===== Working data

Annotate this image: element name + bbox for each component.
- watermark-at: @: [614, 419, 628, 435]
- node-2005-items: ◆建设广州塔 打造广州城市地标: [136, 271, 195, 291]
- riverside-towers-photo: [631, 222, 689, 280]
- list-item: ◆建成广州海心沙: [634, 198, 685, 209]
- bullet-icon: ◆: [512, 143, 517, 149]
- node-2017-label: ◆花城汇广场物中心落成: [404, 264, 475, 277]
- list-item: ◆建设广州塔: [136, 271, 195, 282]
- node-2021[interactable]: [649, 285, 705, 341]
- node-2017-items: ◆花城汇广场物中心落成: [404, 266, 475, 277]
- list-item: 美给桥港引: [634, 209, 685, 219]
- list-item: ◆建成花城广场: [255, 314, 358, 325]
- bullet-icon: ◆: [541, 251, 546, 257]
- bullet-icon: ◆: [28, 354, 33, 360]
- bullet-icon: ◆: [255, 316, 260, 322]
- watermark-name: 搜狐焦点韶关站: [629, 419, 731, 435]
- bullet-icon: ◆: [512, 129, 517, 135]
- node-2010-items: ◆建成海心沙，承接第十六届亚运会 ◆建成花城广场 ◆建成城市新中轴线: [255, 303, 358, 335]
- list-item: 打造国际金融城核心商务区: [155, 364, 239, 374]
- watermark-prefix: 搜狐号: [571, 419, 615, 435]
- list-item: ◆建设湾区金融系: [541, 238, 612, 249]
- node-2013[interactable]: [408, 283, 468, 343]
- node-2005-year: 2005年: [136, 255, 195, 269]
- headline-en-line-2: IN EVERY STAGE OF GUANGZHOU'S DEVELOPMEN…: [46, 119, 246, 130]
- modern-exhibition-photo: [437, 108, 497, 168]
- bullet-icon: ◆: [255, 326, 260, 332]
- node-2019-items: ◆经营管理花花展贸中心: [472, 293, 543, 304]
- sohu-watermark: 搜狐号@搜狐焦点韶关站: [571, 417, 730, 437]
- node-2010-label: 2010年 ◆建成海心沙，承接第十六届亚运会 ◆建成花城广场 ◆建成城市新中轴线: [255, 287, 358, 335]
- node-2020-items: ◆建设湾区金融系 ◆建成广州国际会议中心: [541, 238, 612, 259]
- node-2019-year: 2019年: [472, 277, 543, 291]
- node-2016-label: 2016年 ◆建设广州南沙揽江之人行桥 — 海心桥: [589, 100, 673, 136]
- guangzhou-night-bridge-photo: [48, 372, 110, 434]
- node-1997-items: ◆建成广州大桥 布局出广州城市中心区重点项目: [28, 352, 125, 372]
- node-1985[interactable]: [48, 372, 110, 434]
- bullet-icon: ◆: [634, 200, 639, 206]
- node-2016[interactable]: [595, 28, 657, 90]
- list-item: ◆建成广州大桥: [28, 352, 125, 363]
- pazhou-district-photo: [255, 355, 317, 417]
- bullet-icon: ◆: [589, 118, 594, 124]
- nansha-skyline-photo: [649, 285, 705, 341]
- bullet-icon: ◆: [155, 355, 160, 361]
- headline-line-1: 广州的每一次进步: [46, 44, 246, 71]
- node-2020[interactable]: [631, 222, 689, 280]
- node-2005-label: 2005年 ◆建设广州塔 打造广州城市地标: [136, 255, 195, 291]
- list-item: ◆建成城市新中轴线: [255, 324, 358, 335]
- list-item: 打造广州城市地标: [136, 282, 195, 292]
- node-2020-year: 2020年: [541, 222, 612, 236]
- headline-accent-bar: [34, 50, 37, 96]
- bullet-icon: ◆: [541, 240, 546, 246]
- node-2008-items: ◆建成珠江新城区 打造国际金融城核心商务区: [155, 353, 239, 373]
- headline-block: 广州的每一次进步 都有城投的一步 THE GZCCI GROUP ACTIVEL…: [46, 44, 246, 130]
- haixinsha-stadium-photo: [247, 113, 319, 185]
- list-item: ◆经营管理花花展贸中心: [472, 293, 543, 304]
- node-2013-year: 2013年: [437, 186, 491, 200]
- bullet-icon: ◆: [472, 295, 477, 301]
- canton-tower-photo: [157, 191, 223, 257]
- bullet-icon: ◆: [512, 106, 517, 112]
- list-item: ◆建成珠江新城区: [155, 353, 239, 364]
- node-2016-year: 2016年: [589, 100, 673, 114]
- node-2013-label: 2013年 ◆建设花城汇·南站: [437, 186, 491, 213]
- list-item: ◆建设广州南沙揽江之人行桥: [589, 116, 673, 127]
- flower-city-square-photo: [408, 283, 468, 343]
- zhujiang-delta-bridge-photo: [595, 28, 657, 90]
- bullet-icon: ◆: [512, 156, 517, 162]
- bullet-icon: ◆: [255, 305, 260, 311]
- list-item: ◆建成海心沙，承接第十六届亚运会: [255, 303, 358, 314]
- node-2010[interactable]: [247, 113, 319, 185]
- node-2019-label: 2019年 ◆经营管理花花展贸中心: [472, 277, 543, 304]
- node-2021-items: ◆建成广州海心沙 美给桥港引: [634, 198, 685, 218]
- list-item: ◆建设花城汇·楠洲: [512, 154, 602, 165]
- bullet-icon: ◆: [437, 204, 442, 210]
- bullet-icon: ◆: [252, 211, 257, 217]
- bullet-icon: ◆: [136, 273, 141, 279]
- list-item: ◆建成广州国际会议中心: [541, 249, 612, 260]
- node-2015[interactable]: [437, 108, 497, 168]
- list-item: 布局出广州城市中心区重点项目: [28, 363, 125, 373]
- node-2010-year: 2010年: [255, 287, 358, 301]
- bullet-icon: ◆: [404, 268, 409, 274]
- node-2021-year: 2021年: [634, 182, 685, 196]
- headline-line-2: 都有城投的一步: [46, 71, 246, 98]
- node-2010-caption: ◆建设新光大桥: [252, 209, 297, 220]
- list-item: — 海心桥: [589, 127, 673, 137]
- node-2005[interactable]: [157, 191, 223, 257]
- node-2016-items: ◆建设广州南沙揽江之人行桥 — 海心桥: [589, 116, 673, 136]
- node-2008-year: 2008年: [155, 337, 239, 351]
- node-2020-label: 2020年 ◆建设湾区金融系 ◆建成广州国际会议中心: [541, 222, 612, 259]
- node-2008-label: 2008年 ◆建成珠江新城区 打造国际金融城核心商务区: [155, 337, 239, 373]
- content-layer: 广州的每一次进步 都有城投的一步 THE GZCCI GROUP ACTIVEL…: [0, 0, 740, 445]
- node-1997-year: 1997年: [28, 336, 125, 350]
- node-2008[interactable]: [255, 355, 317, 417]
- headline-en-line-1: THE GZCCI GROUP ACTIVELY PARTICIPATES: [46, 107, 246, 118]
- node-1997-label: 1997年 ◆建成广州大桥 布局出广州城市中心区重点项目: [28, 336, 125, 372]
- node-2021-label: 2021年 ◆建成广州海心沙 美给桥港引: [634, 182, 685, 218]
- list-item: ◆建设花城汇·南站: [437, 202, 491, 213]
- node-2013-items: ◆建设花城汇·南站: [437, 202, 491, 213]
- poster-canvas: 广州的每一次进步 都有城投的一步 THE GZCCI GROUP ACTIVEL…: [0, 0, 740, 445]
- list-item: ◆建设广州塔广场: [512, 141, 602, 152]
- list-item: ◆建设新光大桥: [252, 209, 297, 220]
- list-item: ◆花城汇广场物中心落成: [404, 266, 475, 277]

==========

Directive> Render every line of the listing above as a JSON list of strings, one string per line, leaving out blank lines.

Completed exercise>
[
  "Annotate this image: element name + bbox for each component.",
  "- watermark-at: @: [614, 419, 628, 435]",
  "- node-2005-items: ◆建设广州塔 打造广州城市地标: [136, 271, 195, 291]",
  "- riverside-towers-photo: [631, 222, 689, 280]",
  "- list-item: ◆建成广州海心沙: [634, 198, 685, 209]",
  "- bullet-icon: ◆: [512, 143, 517, 149]",
  "- node-2017-label: ◆花城汇广场物中心落成: [404, 264, 475, 277]",
  "- list-item: ◆建设广州塔: [136, 271, 195, 282]",
  "- node-2021[interactable]: [649, 285, 705, 341]",
  "- node-2017-items: ◆花城汇广场物中心落成: [404, 266, 475, 277]",
  "- list-item: 美给桥港引: [634, 209, 685, 219]",
  "- list-item: ◆建成花城广场: [255, 314, 358, 325]",
  "- bullet-icon: ◆: [541, 251, 546, 257]",
  "- bullet-icon: ◆: [28, 354, 33, 360]",
  "- bullet-icon: ◆: [255, 316, 260, 322]",
  "- watermark-name: 搜狐焦点韶关站: [629, 419, 731, 435]",
  "- bullet-icon: ◆: [512, 129, 517, 135]",
  "- node-2010-items: ◆建成海心沙，承接第十六届亚运会 ◆建成花城广场 ◆建成城市新中轴线: [255, 303, 358, 335]",
  "- list-item: 打造国际金融城核心商务区: [155, 364, 239, 374]",
  "- watermark-prefix: 搜狐号: [571, 419, 615, 435]",
  "- list-item: ◆建设湾区金融系: [541, 238, 612, 249]",
  "- node-2013[interactable]: [408, 283, 468, 343]",
  "- node-2005-year: 2005年: [136, 255, 195, 269]",
  "- headline-en-line-2: IN EVERY STAGE OF GUANGZHOU'S DEVELOPMEN…: [46, 119, 246, 130]",
  "- modern-exhibition-photo: [437, 108, 497, 168]",
  "- bullet-icon: ◆: [255, 326, 260, 332]",
  "- node-2019-items: ◆经营管理花花展贸中心: [472, 293, 543, 304]",
  "- sohu-watermark: 搜狐号@搜狐焦点韶关站: [571, 417, 730, 437]",
  "- node-2010-label: 2010年 ◆建成海心沙，承接第十六届亚运会 ◆建成花城广场 ◆建成城市新中轴线: [255, 287, 358, 335]",
  "- node-2020-items: ◆建设湾区金融系 ◆建成广州国际会议中心: [541, 238, 612, 259]",
  "- node-2019-year: 2019年: [472, 277, 543, 291]",
  "- node-2016-label: 2016年 ◆建设广州南沙揽江之人行桥 — 海心桥: [589, 100, 673, 136]",
  "- guangzhou-night-bridge-photo: [48, 372, 110, 434]",
  "- node-1997-items: ◆建成广州大桥 布局出广州城市中心区重点项目: [28, 352, 125, 372]",
  "- node-1985[interactable]: [48, 372, 110, 434]",
  "- bullet-icon: ◆: [634, 200, 639, 206]",
  "- node-2016[interactable]: [595, 28, 657, 90]",
  "- list-item: ◆建成广州大桥: [28, 352, 125, 363]",
  "- pazhou-district-photo: [255, 355, 317, 417]",
  "- bullet-icon: ◆: [589, 118, 594, 124]",
  "- nansha-skyline-photo: [649, 285, 705, 341]",
  "- bullet-icon: ◆: [155, 355, 160, 361]",
  "- headline-line-1: 广州的每一次进步: [46, 44, 246, 71]",
  "- node-2020[interactable]: [631, 222, 689, 280]",
  "- node-2005-label: 2005年 ◆建设广州塔 打造广州城市地标: [136, 255, 195, 291]",
  "- list-item: ◆建成城市新中轴线: [255, 324, 358, 335]",
  "- list-item: 打造广州城市地标: [136, 282, 195, 292]",
  "- node-2020-year: 2020年: [541, 222, 612, 236]",
  "- headline-accent-bar: [34, 50, 37, 96]",
  "- bullet-icon: ◆: [541, 240, 546, 246]",
  "- node-2008-items: ◆建成珠江新城区 打造国际金融城核心商务区: [155, 353, 239, 373]",
  "- headline-block: 广州的每一次进步 都有城投的一步 THE GZCCI GROUP ACTIVEL…: [46, 44, 246, 130]",
  "- haixinsha-stadium-photo: [247, 113, 319, 185]",
  "- list-item: ◆经营管理花花展贸中心: [472, 293, 543, 304]",
  "- node-2013-year: 2013年: [437, 186, 491, 200]",
  "- bullet-icon: ◆: [472, 295, 477, 301]",
  "- canton-tower-photo: [157, 191, 223, 257]",
  "- bullet-icon: ◆: [512, 106, 517, 112]",
  "- list-item: ◆建成珠江新城区: [155, 353, 239, 364]",
  "- node-2016-year: 2016年: [589, 100, 673, 114]",
  "- node-2013-label: 2013年 ◆建设花城汇·南站: [437, 186, 491, 213]",
  "- list-item: ◆建设广州南沙揽江之人行桥: [589, 116, 673, 127]",
  "- flower-city-square-photo: [408, 283, 468, 343]",
  "- zhujiang-delta-bridge-photo: [595, 28, 657, 90]",
  "- bullet-icon: ◆: [512, 156, 517, 162]",
  "- bullet-icon: ◆: [255, 305, 260, 311]",
  "- list-item: ◆建成海心沙，承接第十六届亚运会: [255, 303, 358, 314]",
  "- node-2010[interactable]: [247, 113, 319, 185]",
  "- node-2019-label: 2019年 ◆经营管理花花展贸中心: [472, 277, 543, 304]",
  "- node-2021-items: ◆建成广州海心沙 美给桥港引: [634, 198, 685, 218]",
  "- list-item: ◆建设花城汇·楠洲: [512, 154, 602, 165]",
  "- bullet-icon: ◆: [437, 204, 442, 210]",
  "- bullet-icon: ◆: [252, 211, 257, 217]",
  "- bullet-icon: ◆: [136, 273, 141, 279]",
  "- list-item: ◆建成广州国际会议中心: [541, 249, 612, 260]",
  "- node-2015[interactable]: [437, 108, 497, 168]",
  "- list-item: 布局出广州城市中心区重点项目: [28, 363, 125, 373]",
  "- node-2010-year: 2010年: [255, 287, 358, 301]",
  "- bullet-icon: ◆: [404, 268, 409, 274]",
  "- node-2021-year: 2021年: [634, 182, 685, 196]",
  "- headline-line-2: 都有城投的一步: [46, 71, 246, 98]",
  "- node-2010-caption: ◆建设新光大桥: [252, 209, 297, 220]",
  "- list-item: — 海心桥: [589, 127, 673, 137]",
  "- node-2005[interactable]: [157, 191, 223, 257]",
  "- node-2016-items: ◆建设广州南沙揽江之人行桥 — 海心桥: [589, 116, 673, 136]",
  "- node-2008-year: 2008年: [155, 337, 239, 351]",
  "- node-2020-label: 2020年 ◆建设湾区金融系 ◆建成广州国际会议中心: [541, 222, 612, 259]",
  "- node-2008-label: 2008年 ◆建成珠江新城区 打造国际金融城核心商务区: [155, 337, 239, 373]",
  "- content-layer: 广州的每一次进步 都有城投的一步 THE GZCCI GROUP ACTIVEL…: [0, 0, 740, 445]",
  "- node-1997-year: 1997年: [28, 336, 125, 350]",
  "- node-2008[interactable]: [255, 355, 317, 417]",
  "- headline-en-line-1: THE GZCCI GROUP ACTIVELY PARTICIPATES: [46, 107, 246, 118]",
  "- node-1997-label: 1997年 ◆建成广州大桥 布局出广州城市中心区重点项目: [28, 336, 125, 372]",
  "- node-2021-label: 2021年 ◆建成广州海心沙 美给桥港引: [634, 182, 685, 218]",
  "- list-item: ◆建设花城汇·南站: [437, 202, 491, 213]",
  "- node-2013-items: ◆建设花城汇·南站: [437, 202, 491, 213]",
  "- poster-canvas: 广州的每一次进步 都有城投的一步 THE GZCCI GROUP ACTIVEL…: [0, 0, 740, 445]",
  "- list-item: ◆建设广州塔广场: [512, 141, 602, 152]",
  "- list-item: ◆建设新光大桥: [252, 209, 297, 220]",
  "- list-item: ◆花城汇广场物中心落成: [404, 266, 475, 277]"
]